▶ **WRITTEN EXERCISE**:
From the line that contains "Enumerate this screenshot's" through the closing line of the entries, write out each line exactly; pictures stay out.

○ ○ ○

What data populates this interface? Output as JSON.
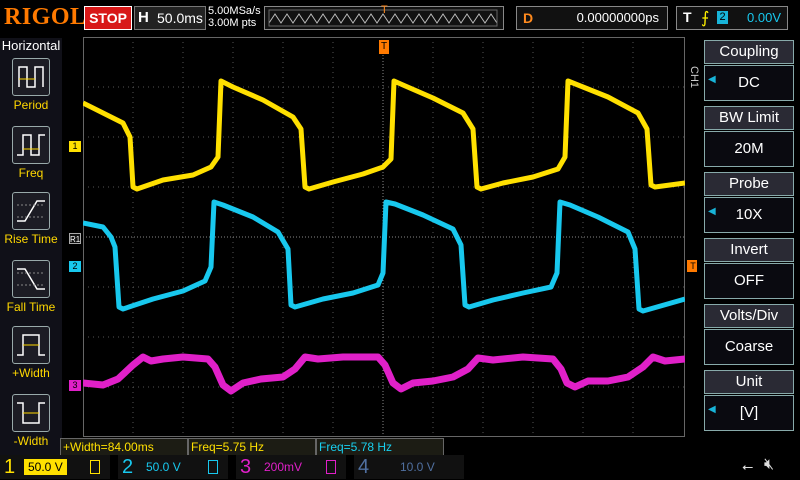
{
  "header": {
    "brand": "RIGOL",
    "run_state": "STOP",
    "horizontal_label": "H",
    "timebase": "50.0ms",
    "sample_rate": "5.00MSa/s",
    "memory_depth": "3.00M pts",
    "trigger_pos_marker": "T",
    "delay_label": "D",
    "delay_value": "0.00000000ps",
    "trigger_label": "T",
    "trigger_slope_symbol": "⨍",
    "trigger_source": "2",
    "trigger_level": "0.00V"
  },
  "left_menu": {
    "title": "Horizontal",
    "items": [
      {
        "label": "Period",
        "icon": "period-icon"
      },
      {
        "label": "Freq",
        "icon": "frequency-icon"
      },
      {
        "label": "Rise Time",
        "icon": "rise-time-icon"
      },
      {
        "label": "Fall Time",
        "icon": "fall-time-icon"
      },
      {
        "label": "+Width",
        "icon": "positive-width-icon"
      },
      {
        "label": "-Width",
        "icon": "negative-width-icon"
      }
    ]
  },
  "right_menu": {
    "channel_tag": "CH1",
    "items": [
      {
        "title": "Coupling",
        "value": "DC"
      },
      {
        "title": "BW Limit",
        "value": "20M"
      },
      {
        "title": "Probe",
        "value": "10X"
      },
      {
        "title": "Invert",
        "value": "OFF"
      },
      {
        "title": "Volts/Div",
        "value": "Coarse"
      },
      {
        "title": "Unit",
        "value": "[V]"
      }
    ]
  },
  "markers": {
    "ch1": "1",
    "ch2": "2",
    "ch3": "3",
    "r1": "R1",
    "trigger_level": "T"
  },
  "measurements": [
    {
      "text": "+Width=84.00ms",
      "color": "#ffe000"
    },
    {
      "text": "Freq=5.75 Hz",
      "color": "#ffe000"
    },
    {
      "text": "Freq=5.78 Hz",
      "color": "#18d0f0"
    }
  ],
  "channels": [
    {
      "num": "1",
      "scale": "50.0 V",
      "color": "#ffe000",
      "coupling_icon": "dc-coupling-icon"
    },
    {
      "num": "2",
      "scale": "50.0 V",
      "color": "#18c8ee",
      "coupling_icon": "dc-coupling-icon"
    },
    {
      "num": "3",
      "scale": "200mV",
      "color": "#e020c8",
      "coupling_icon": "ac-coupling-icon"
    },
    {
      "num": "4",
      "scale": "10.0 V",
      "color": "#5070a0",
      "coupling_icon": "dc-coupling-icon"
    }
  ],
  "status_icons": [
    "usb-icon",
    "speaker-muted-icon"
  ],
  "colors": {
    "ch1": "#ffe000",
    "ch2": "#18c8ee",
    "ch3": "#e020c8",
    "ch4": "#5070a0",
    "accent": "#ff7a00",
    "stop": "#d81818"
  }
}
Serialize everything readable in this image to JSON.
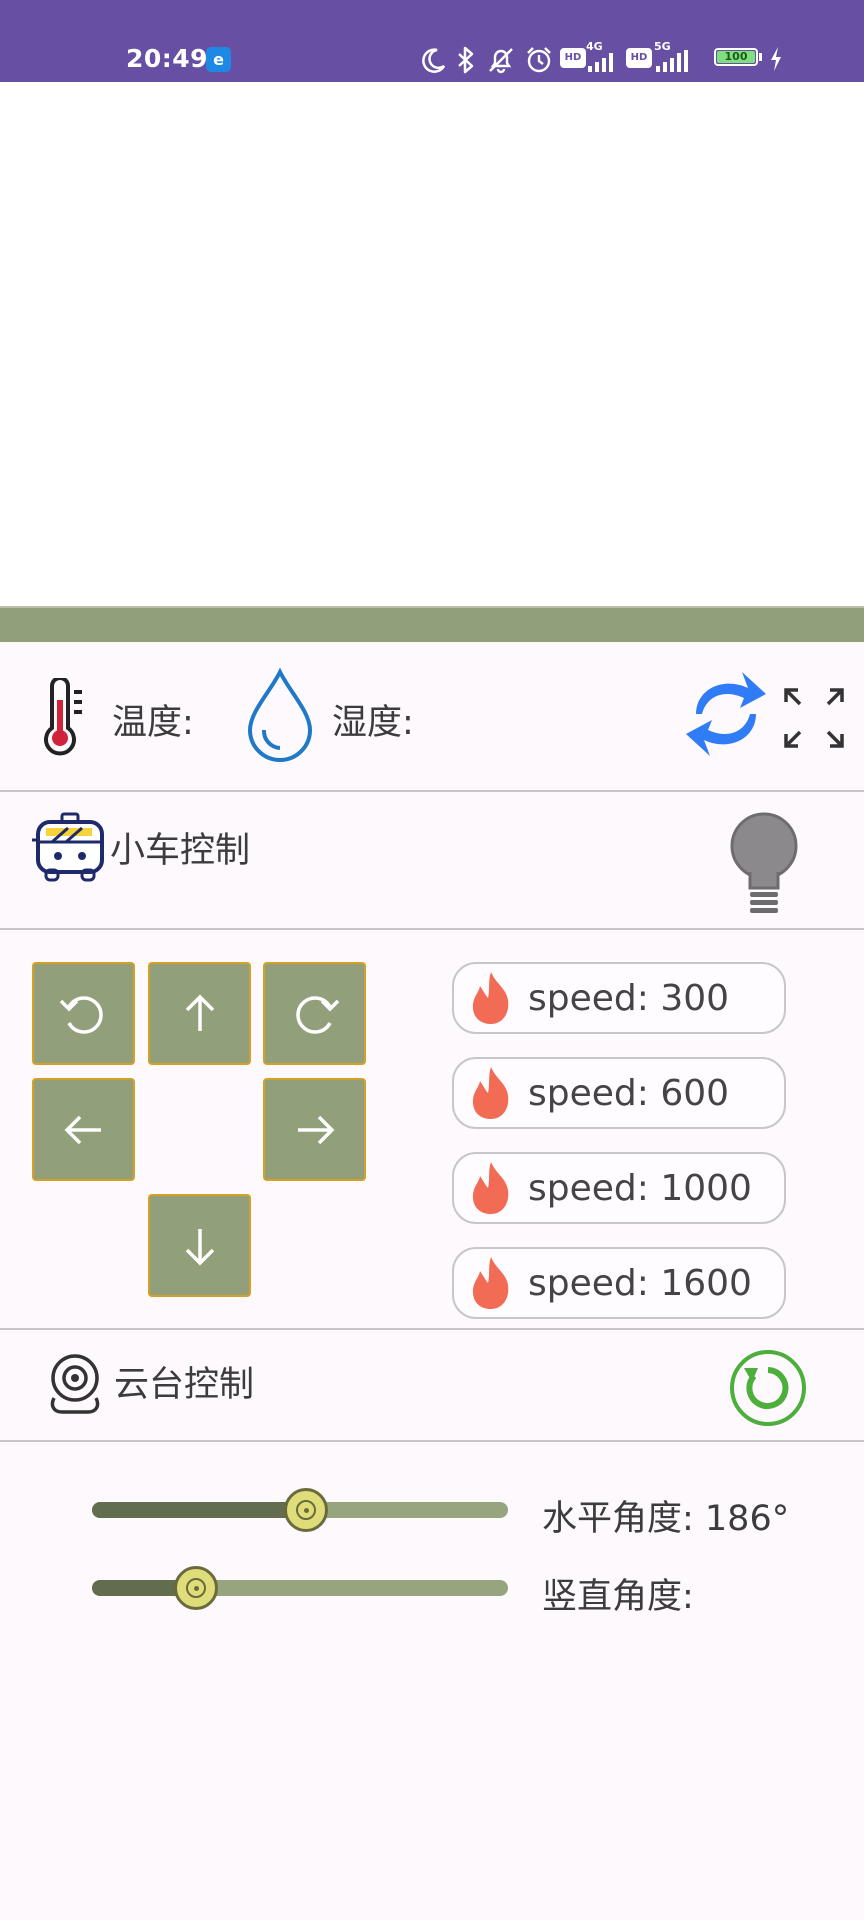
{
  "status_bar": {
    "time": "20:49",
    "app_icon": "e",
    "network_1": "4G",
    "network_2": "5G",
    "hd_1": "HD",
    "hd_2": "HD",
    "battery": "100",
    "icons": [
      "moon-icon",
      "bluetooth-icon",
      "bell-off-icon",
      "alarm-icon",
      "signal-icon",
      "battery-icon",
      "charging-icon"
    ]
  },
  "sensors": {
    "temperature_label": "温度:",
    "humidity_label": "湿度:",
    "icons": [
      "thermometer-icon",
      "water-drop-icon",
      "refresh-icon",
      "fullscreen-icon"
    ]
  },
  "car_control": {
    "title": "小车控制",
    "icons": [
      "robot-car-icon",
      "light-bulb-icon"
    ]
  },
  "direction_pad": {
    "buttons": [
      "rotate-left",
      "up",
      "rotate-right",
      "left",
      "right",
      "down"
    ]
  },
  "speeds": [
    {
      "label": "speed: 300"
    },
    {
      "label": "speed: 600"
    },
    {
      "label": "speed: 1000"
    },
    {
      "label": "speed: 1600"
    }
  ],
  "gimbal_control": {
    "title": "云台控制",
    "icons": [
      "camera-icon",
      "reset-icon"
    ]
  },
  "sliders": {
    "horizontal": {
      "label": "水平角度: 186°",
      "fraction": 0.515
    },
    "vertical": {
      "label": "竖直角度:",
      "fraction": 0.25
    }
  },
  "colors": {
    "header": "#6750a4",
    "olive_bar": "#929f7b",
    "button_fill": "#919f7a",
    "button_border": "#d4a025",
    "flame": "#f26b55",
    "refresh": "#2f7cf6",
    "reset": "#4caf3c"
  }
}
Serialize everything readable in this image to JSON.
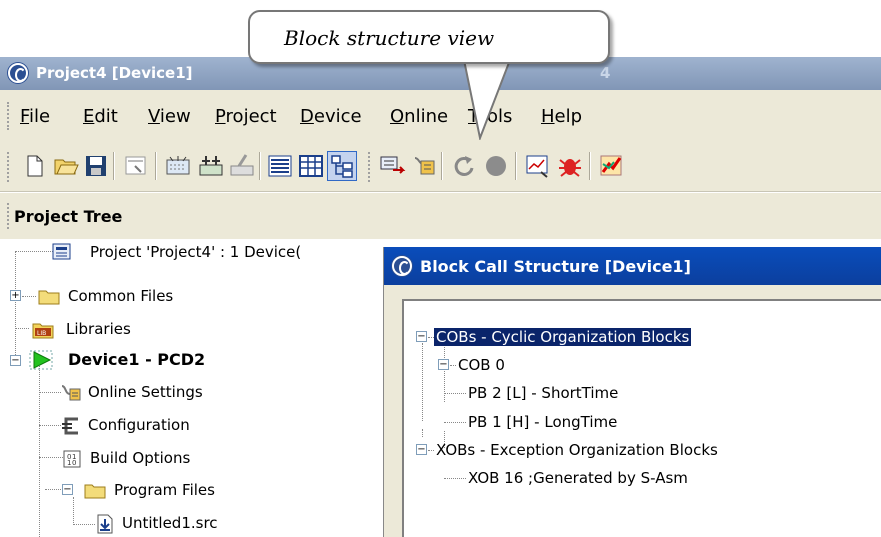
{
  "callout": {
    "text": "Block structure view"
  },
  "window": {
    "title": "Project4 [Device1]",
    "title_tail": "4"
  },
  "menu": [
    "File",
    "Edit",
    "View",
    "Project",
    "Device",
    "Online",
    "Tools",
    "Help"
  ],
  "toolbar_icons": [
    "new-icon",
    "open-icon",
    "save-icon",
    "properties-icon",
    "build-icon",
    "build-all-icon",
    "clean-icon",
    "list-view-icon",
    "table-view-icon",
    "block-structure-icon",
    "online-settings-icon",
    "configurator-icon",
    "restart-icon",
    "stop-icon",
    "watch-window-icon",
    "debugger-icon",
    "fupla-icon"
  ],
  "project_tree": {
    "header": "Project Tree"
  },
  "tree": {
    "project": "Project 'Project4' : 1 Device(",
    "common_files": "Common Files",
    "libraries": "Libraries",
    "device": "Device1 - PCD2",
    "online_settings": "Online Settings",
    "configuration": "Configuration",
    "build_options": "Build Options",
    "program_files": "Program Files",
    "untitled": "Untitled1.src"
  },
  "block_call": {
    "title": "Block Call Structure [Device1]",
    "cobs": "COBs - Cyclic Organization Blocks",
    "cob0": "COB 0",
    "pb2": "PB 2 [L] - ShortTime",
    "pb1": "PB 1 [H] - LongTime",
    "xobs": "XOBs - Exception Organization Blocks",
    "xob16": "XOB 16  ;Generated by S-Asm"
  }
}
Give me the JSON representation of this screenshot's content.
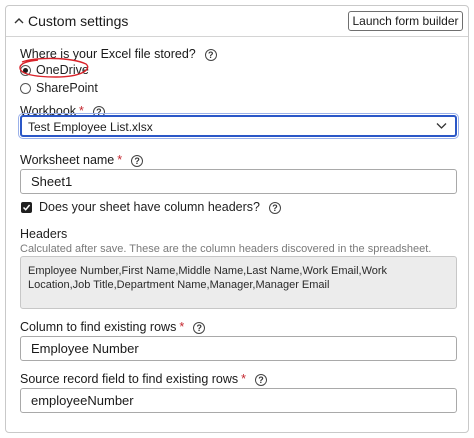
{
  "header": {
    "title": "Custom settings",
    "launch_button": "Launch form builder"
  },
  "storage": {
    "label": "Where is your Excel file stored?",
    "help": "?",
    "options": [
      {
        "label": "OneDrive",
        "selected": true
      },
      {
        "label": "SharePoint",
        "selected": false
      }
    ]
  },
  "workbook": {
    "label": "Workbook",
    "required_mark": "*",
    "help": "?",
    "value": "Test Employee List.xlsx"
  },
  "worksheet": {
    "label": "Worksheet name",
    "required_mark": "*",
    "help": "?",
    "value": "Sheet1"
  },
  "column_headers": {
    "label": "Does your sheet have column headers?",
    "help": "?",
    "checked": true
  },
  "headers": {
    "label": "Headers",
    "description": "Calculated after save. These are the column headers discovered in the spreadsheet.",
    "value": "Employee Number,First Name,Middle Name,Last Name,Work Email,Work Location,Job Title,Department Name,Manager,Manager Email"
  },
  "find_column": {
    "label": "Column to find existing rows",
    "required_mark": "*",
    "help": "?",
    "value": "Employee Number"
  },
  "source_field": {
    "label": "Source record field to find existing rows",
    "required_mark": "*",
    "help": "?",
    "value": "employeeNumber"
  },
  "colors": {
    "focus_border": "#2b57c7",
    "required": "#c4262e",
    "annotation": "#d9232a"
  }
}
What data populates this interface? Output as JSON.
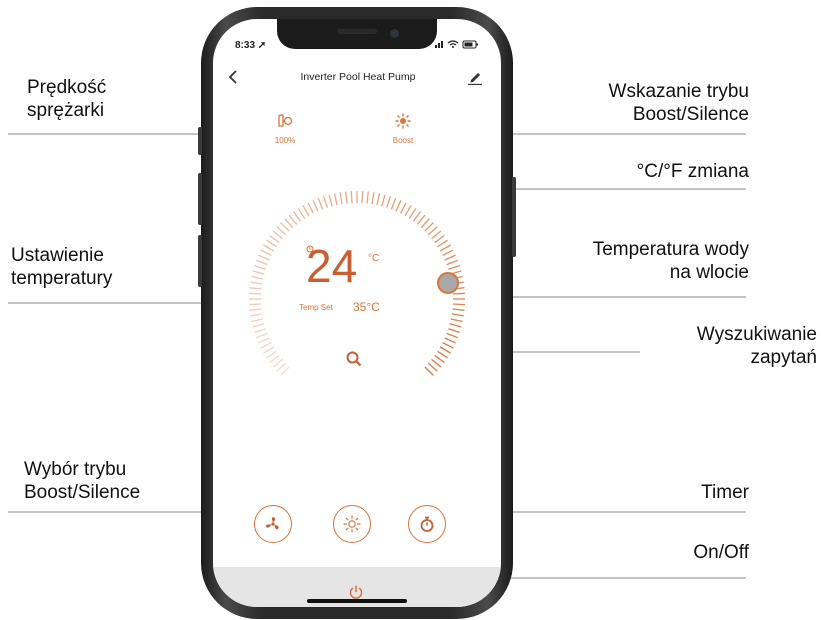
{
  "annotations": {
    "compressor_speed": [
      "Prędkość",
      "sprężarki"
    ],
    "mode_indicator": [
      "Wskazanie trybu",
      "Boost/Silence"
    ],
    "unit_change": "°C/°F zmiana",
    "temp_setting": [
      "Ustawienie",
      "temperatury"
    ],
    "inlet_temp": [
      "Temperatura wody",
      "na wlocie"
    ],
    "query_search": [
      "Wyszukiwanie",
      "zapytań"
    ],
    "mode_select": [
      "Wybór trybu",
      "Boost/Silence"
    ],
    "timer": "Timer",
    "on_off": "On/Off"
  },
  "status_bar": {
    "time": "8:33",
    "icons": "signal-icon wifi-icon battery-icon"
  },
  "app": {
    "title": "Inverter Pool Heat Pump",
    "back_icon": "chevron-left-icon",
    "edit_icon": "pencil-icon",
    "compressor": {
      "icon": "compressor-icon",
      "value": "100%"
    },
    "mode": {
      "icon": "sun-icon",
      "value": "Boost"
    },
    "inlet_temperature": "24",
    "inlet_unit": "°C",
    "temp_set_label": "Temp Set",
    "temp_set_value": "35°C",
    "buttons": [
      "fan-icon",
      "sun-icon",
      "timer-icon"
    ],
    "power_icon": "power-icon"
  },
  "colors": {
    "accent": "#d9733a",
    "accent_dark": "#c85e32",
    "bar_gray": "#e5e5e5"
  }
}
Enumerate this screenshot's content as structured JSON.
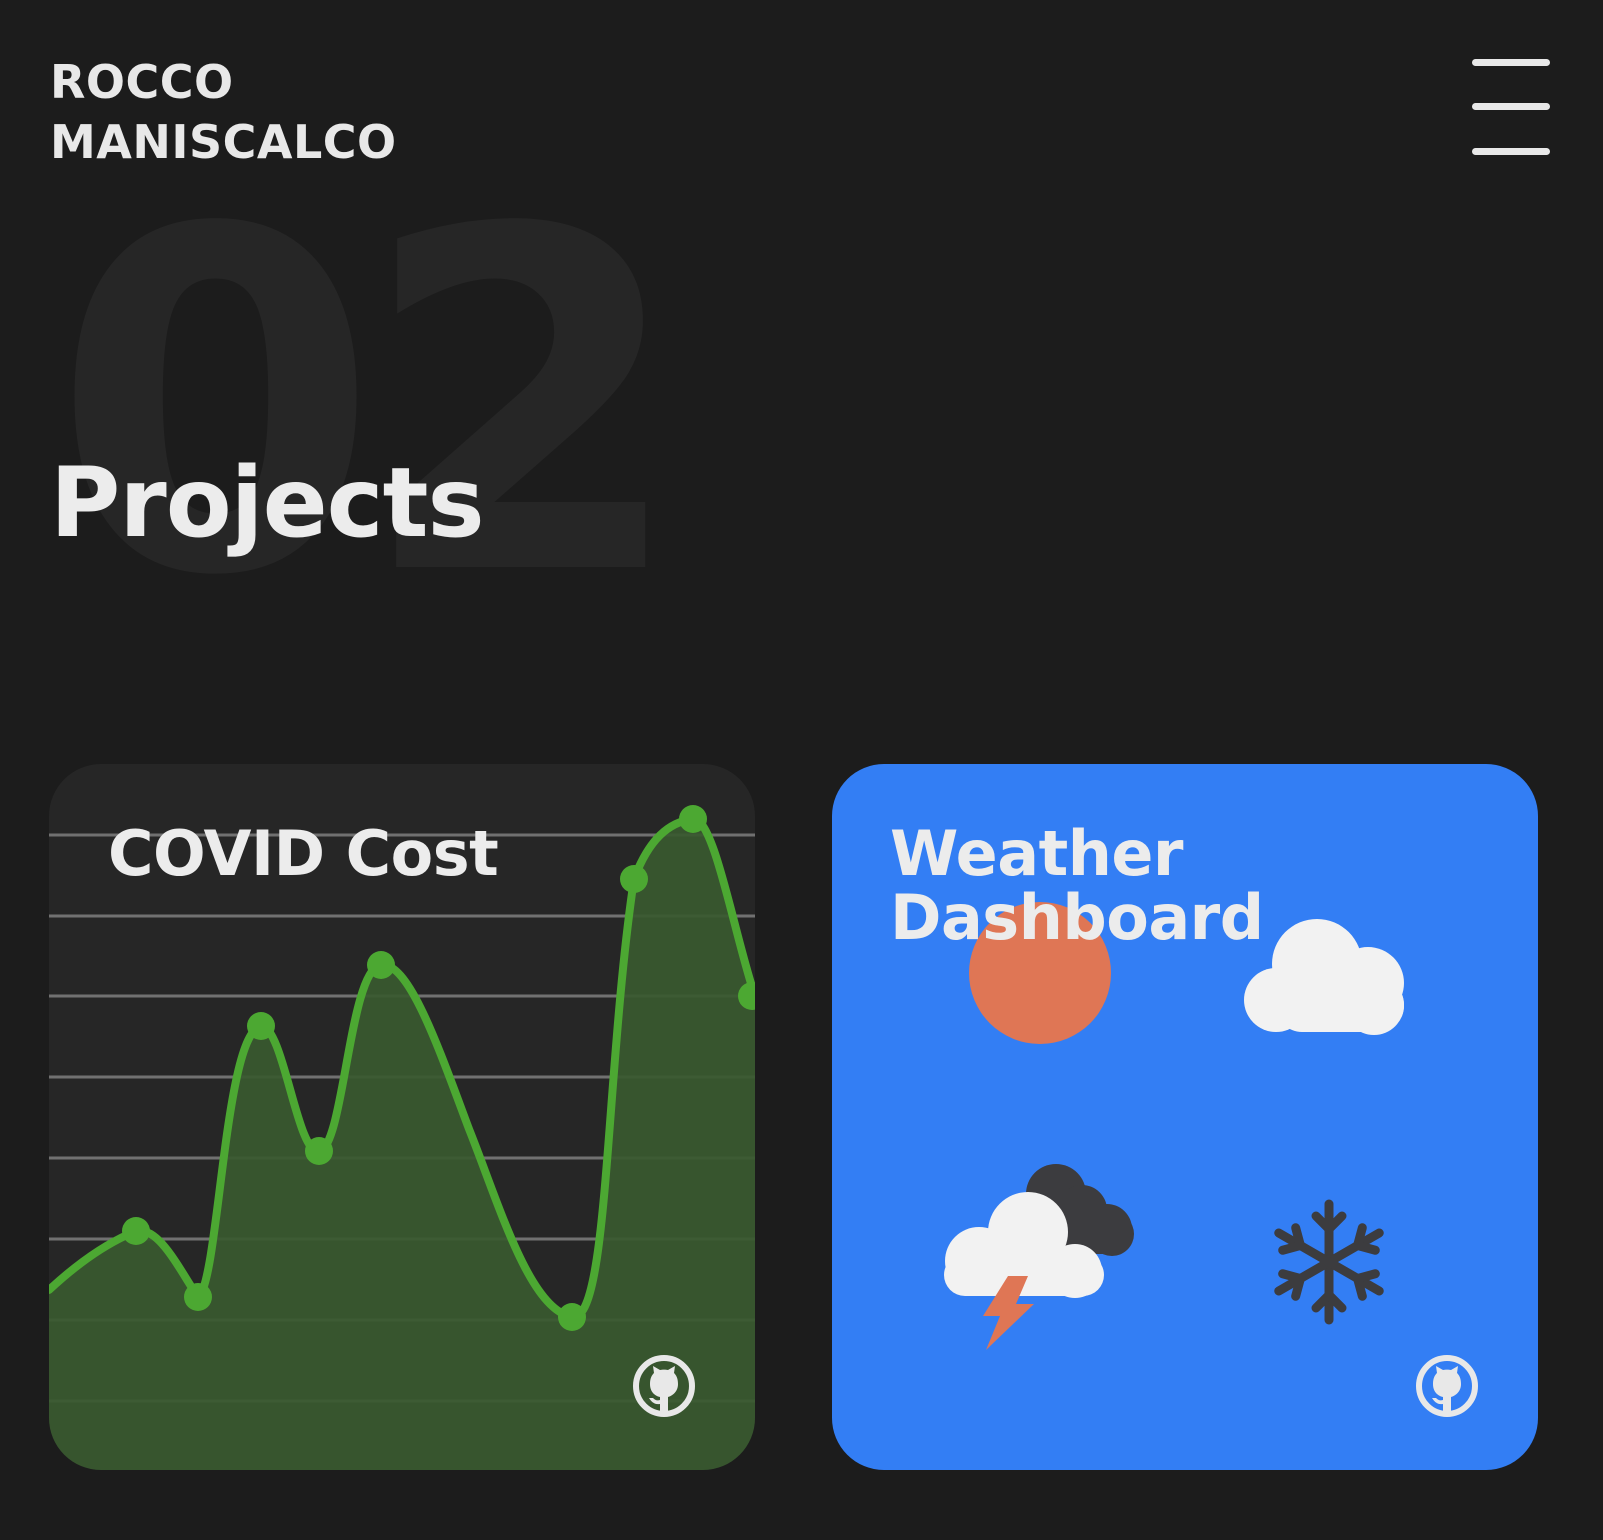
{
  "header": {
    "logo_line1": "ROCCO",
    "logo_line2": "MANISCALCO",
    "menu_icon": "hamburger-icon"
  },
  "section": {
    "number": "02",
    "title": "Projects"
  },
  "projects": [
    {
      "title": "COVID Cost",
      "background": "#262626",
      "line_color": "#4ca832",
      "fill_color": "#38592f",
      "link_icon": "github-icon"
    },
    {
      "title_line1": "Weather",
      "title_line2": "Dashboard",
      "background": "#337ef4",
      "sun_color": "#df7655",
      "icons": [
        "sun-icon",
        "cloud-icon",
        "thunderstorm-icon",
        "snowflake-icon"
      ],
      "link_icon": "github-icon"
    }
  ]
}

○ ○ ○

▶ **TASK SOLUTION**:
Enumerate this screenshot's content as structured JSON.
{
  "header": {
    "logo_line1": "ROCCO",
    "logo_line2": "MANISCALCO",
    "menu_icon": "hamburger-icon"
  },
  "section": {
    "number": "02",
    "title": "Projects"
  },
  "projects": [
    {
      "title": "COVID Cost",
      "background": "#262626",
      "line_color": "#4ca832",
      "fill_color": "#38592f",
      "link_icon": "github-icon"
    },
    {
      "title_line1": "Weather",
      "title_line2": "Dashboard",
      "background": "#337ef4",
      "sun_color": "#df7655",
      "icons": [
        "sun-icon",
        "cloud-icon",
        "thunderstorm-icon",
        "snowflake-icon"
      ],
      "link_icon": "github-icon"
    }
  ]
}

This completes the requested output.